▸ SET EXERCISE
From the listing below, pull each line that includes "value".

▸ EXTRACTED ENTRIES
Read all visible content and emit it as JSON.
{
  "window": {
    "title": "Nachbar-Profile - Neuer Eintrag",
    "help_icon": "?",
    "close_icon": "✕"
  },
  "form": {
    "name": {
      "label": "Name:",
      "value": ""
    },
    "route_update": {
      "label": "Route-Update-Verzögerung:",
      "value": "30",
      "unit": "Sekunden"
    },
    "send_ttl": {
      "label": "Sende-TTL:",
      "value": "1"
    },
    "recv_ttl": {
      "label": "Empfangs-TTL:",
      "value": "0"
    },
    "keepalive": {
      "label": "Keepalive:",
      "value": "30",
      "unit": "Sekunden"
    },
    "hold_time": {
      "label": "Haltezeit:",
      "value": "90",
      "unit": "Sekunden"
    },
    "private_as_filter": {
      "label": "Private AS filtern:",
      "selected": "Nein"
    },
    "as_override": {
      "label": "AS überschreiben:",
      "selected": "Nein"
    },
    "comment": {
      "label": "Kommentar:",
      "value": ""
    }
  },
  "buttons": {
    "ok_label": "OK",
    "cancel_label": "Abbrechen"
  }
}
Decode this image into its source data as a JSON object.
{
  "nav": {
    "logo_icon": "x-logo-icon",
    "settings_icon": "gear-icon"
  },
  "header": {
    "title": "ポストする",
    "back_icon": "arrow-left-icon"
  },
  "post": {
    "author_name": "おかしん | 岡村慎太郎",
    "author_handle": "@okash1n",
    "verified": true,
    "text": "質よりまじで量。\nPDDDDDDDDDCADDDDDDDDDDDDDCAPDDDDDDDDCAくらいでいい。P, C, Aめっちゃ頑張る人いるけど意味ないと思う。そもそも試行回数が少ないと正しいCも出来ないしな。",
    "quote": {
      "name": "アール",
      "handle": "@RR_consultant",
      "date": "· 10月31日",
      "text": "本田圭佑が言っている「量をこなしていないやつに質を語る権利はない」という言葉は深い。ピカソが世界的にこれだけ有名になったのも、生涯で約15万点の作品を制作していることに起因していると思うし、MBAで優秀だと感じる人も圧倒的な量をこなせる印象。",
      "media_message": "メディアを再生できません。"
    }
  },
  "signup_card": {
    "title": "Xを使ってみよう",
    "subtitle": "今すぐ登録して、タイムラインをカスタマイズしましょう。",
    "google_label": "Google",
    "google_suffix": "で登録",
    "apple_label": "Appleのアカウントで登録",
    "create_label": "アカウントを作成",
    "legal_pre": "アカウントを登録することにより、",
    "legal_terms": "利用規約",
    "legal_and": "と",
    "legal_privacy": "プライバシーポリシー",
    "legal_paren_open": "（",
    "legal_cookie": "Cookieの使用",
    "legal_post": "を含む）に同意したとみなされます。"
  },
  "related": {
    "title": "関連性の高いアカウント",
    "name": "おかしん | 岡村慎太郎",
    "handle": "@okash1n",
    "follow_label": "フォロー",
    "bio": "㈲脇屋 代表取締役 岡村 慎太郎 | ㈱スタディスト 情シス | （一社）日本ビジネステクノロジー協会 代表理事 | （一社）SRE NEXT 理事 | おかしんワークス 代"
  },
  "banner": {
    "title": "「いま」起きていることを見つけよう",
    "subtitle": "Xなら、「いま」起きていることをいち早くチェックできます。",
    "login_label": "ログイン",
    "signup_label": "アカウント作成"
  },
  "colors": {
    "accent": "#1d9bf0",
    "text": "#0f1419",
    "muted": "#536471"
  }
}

▸ SOLUTION FOR THIS TASK
      "value": ""
      "value": "30",
      "value": "1"
      "value": "0"
      "value": "30",
      "value": "90",
      "value": ""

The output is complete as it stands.